__Data items__.
»»
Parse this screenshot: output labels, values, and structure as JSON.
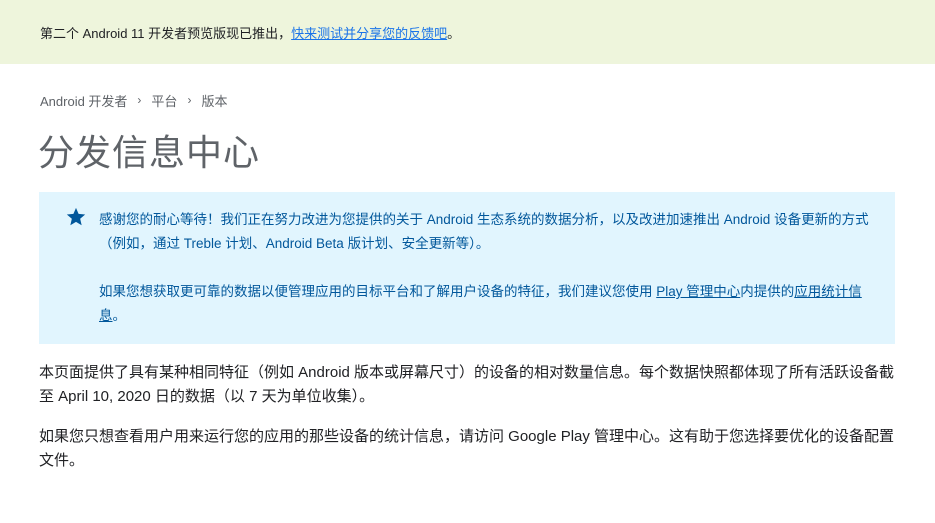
{
  "banner": {
    "text": "第二个 Android 11 开发者预览版现已推出，",
    "link": "快来测试并分享您的反馈吧",
    "suffix": "。"
  },
  "breadcrumb": {
    "items": [
      "Android 开发者",
      "平台",
      "版本"
    ],
    "separator": "›"
  },
  "page_title": "分发信息中心",
  "notice": {
    "icon": "star-icon",
    "color": "#01579b",
    "background": "#e1f5fe",
    "para1": "感谢您的耐心等待！我们正在努力改进为您提供的关于 Android 生态系统的数据分析，以及改进加速推出 Android 设备更新的方式（例如，通过 Treble 计划、Android Beta 版计划、安全更新等）。",
    "para2_prefix": "如果您想获取更可靠的数据以便管理应用的目标平台和了解用户设备的特征，我们建议您使用 ",
    "para2_link1": "Play 管理中心",
    "para2_middle": "内提供的",
    "para2_link2": "应用统计信息",
    "para2_suffix": "。"
  },
  "content": {
    "para1": "本页面提供了具有某种相同特征（例如 Android 版本或屏幕尺寸）的设备的相对数量信息。每个数据快照都体现了所有活跃设备截至 April 10, 2020 日的数据（以 7 天为单位收集）。",
    "para2": "如果您只想查看用户用来运行您的应用的那些设备的统计信息，请访问 Google Play 管理中心。这有助于您选择要优化的设备配置文件。"
  },
  "colors": {
    "banner_bg": "#eef5dc",
    "link": "#1a73e8",
    "title": "#5f6368"
  }
}
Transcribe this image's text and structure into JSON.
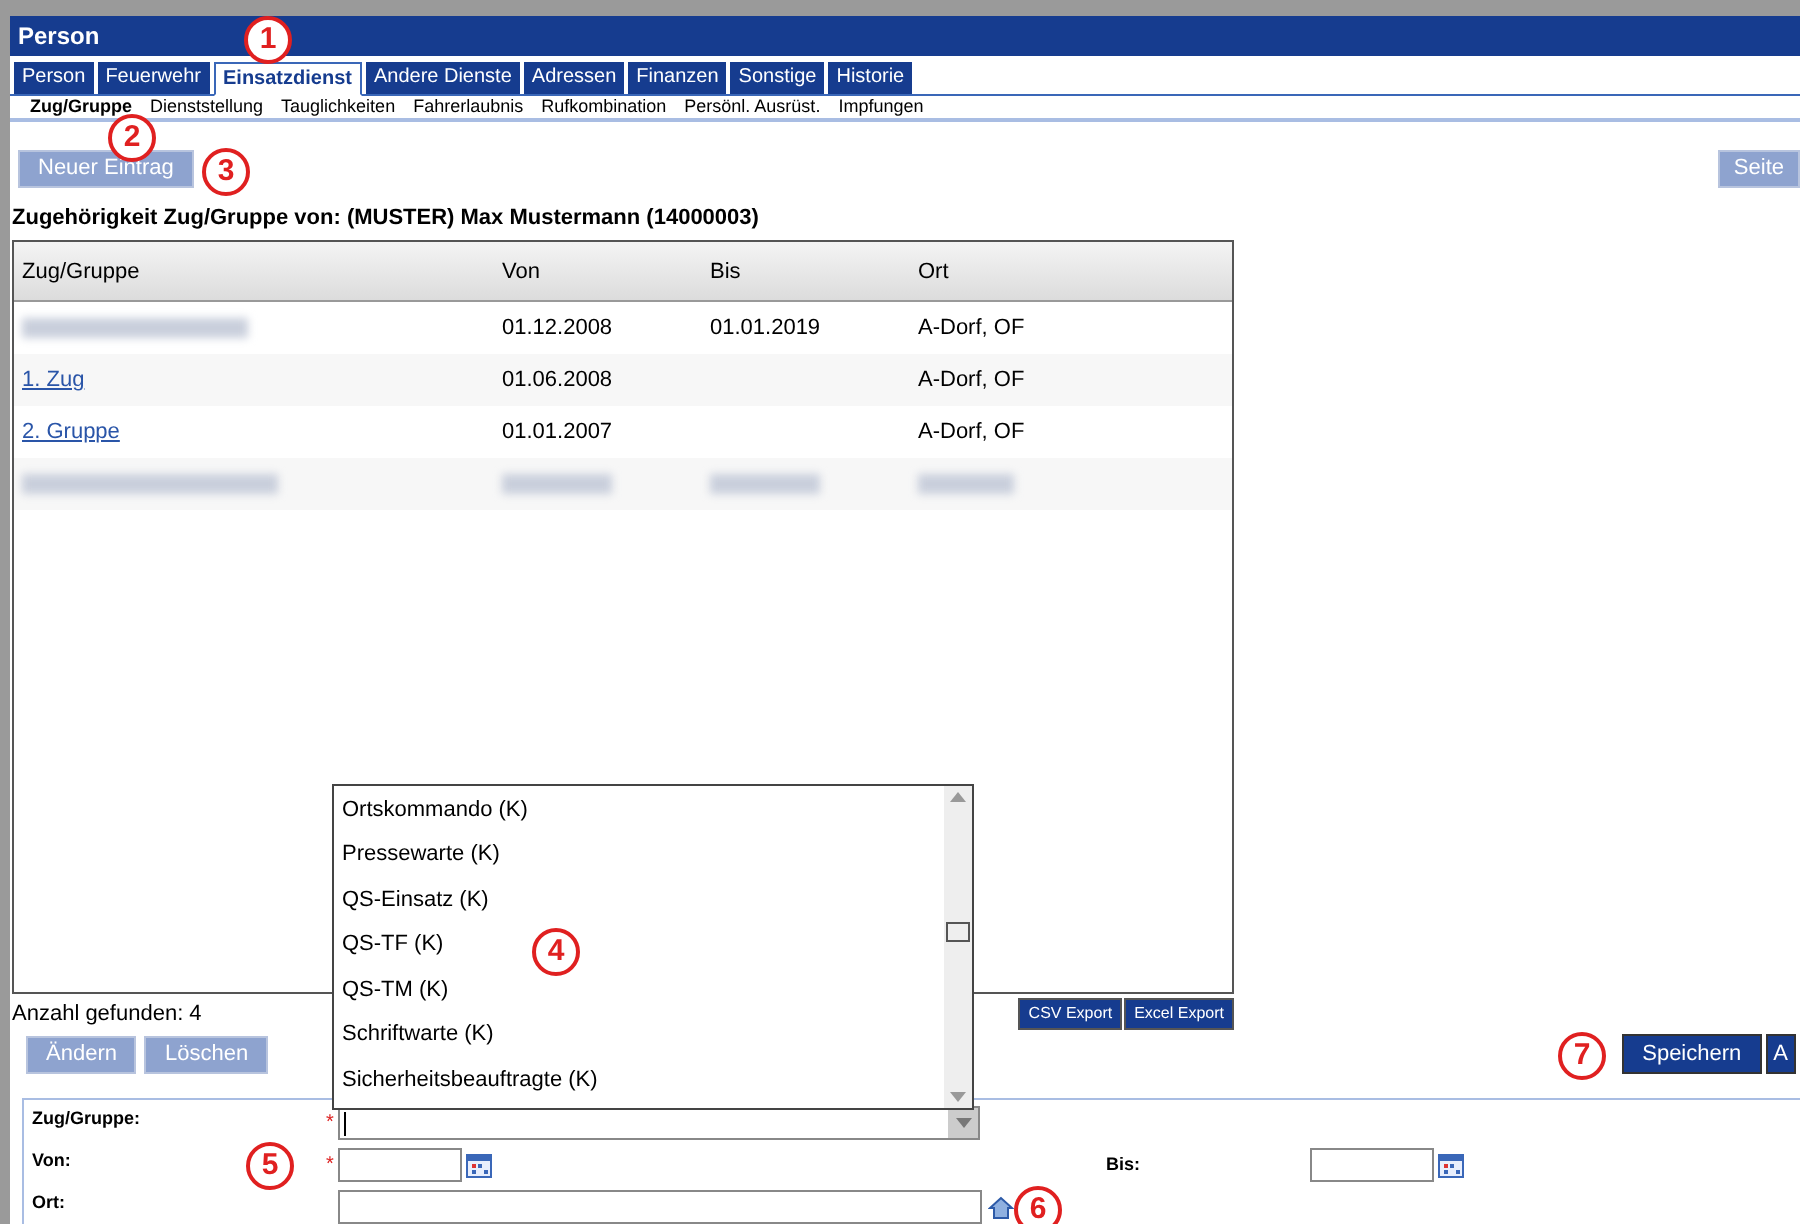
{
  "window": {
    "title": "Person"
  },
  "tabs": [
    {
      "label": "Person",
      "selected": false
    },
    {
      "label": "Feuerwehr",
      "selected": false
    },
    {
      "label": "Einsatzdienst",
      "selected": true
    },
    {
      "label": "Andere Dienste",
      "selected": false
    },
    {
      "label": "Adressen",
      "selected": false
    },
    {
      "label": "Finanzen",
      "selected": false
    },
    {
      "label": "Sonstige",
      "selected": false
    },
    {
      "label": "Historie",
      "selected": false
    }
  ],
  "subtabs": [
    {
      "label": "Zug/Gruppe",
      "selected": true
    },
    {
      "label": "Dienststellung",
      "selected": false
    },
    {
      "label": "Tauglichkeiten",
      "selected": false
    },
    {
      "label": "Fahrerlaubnis",
      "selected": false
    },
    {
      "label": "Rufkombination",
      "selected": false
    },
    {
      "label": "Persönl. Ausrüst.",
      "selected": false
    },
    {
      "label": "Impfungen",
      "selected": false
    }
  ],
  "toolbar": {
    "new_button": "Neuer Eintrag",
    "page_button": "Seite"
  },
  "heading": "Zugehörigkeit Zug/Gruppe von: (MUSTER) Max Mustermann (14000003)",
  "table": {
    "columns": [
      "Zug/Gruppe",
      "Von",
      "Bis",
      "Ort"
    ],
    "rows": [
      {
        "kind": "blurred"
      },
      {
        "kind": "plain",
        "group": "1. Zug",
        "from": "01.06.2008",
        "to": "",
        "place": "A-Dorf, OF"
      },
      {
        "kind": "plain",
        "group": "2. Gruppe",
        "from": "01.01.2007",
        "to": "",
        "place": "A-Dorf, OF"
      },
      {
        "kind": "blurred"
      }
    ],
    "first_row": {
      "from": "01.12.2008",
      "to": "01.01.2019",
      "place": "A-Dorf, OF"
    }
  },
  "count": "Anzahl gefunden: 4",
  "export_buttons": [
    "CSV Export",
    "Excel Export"
  ],
  "row_buttons": [
    "Ändern",
    "Löschen"
  ],
  "save_buttons": [
    "Speichern",
    "A"
  ],
  "form": {
    "fields": [
      {
        "label": "Zug/Gruppe:",
        "required": true,
        "kind": "combo"
      },
      {
        "label": "Von:",
        "required": true,
        "kind": "date"
      },
      {
        "label": "Ort:",
        "required": false,
        "kind": "place"
      }
    ],
    "to_label": "Bis:",
    "required_mark": "*"
  },
  "dropdown": {
    "options": [
      "Ortskommando (K)",
      "Pressewarte (K)",
      "QS-Einsatz (K)",
      "QS-TF (K)",
      "QS-TM (K)",
      "Schriftwarte (K)",
      "Sicherheitsbeauftragte (K)"
    ]
  },
  "annotations": [
    "1",
    "2",
    "3",
    "4",
    "5",
    "6",
    "7"
  ]
}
««
__Aim__.
Copy the whole listing above word for word but do not carry over the pictures.

__Expected answer__.
Parse this screenshot: output labels, values, and structure as JSON.
{
  "banner": {
    "text": "第二个 Android 11 开发者预览版现已推出，",
    "link": "快来测试并分享您的反馈吧",
    "suffix": "。"
  },
  "breadcrumb": {
    "items": [
      "Android 开发者",
      "平台",
      "版本"
    ],
    "separator": "›"
  },
  "page_title": "分发信息中心",
  "notice": {
    "icon": "star-icon",
    "color": "#01579b",
    "background": "#e1f5fe",
    "para1": "感谢您的耐心等待！我们正在努力改进为您提供的关于 Android 生态系统的数据分析，以及改进加速推出 Android 设备更新的方式（例如，通过 Treble 计划、Android Beta 版计划、安全更新等）。",
    "para2_prefix": "如果您想获取更可靠的数据以便管理应用的目标平台和了解用户设备的特征，我们建议您使用 ",
    "para2_link1": "Play 管理中心",
    "para2_middle": "内提供的",
    "para2_link2": "应用统计信息",
    "para2_suffix": "。"
  },
  "content": {
    "para1": "本页面提供了具有某种相同特征（例如 Android 版本或屏幕尺寸）的设备的相对数量信息。每个数据快照都体现了所有活跃设备截至 April 10, 2020 日的数据（以 7 天为单位收集）。",
    "para2": "如果您只想查看用户用来运行您的应用的那些设备的统计信息，请访问 Google Play 管理中心。这有助于您选择要优化的设备配置文件。"
  },
  "colors": {
    "banner_bg": "#eef5dc",
    "link": "#1a73e8",
    "title": "#5f6368"
  }
}
Transcribe this image's text and structure into JSON.
{
  "window": {
    "title": "Person"
  },
  "tabs": [
    {
      "label": "Person",
      "selected": false
    },
    {
      "label": "Feuerwehr",
      "selected": false
    },
    {
      "label": "Einsatzdienst",
      "selected": true
    },
    {
      "label": "Andere Dienste",
      "selected": false
    },
    {
      "label": "Adressen",
      "selected": false
    },
    {
      "label": "Finanzen",
      "selected": false
    },
    {
      "label": "Sonstige",
      "selected": false
    },
    {
      "label": "Historie",
      "selected": false
    }
  ],
  "subtabs": [
    {
      "label": "Zug/Gruppe",
      "selected": true
    },
    {
      "label": "Dienststellung",
      "selected": false
    },
    {
      "label": "Tauglichkeiten",
      "selected": false
    },
    {
      "label": "Fahrerlaubnis",
      "selected": false
    },
    {
      "label": "Rufkombination",
      "selected": false
    },
    {
      "label": "Persönl. Ausrüst.",
      "selected": false
    },
    {
      "label": "Impfungen",
      "selected": false
    }
  ],
  "toolbar": {
    "new_button": "Neuer Eintrag",
    "page_button": "Seite"
  },
  "heading": "Zugehörigkeit Zug/Gruppe von: (MUSTER) Max Mustermann (14000003)",
  "table": {
    "columns": [
      "Zug/Gruppe",
      "Von",
      "Bis",
      "Ort"
    ],
    "rows": [
      {
        "kind": "blurred"
      },
      {
        "kind": "plain",
        "group": "1. Zug",
        "from": "01.06.2008",
        "to": "",
        "place": "A-Dorf, OF"
      },
      {
        "kind": "plain",
        "group": "2. Gruppe",
        "from": "01.01.2007",
        "to": "",
        "place": "A-Dorf, OF"
      },
      {
        "kind": "blurred"
      }
    ],
    "first_row": {
      "from": "01.12.2008",
      "to": "01.01.2019",
      "place": "A-Dorf, OF"
    }
  },
  "count": "Anzahl gefunden: 4",
  "export_buttons": [
    "CSV Export",
    "Excel Export"
  ],
  "row_buttons": [
    "Ändern",
    "Löschen"
  ],
  "save_buttons": [
    "Speichern",
    "A"
  ],
  "form": {
    "fields": [
      {
        "label": "Zug/Gruppe:",
        "required": true,
        "kind": "combo"
      },
      {
        "label": "Von:",
        "required": true,
        "kind": "date"
      },
      {
        "label": "Ort:",
        "required": false,
        "kind": "place"
      }
    ],
    "to_label": "Bis:",
    "required_mark": "*"
  },
  "dropdown": {
    "options": [
      "Ortskommando (K)",
      "Pressewarte (K)",
      "QS-Einsatz (K)",
      "QS-TF (K)",
      "QS-TM (K)",
      "Schriftwarte (K)",
      "Sicherheitsbeauftragte (K)"
    ]
  },
  "annotations": [
    "1",
    "2",
    "3",
    "4",
    "5",
    "6",
    "7"
  ]
}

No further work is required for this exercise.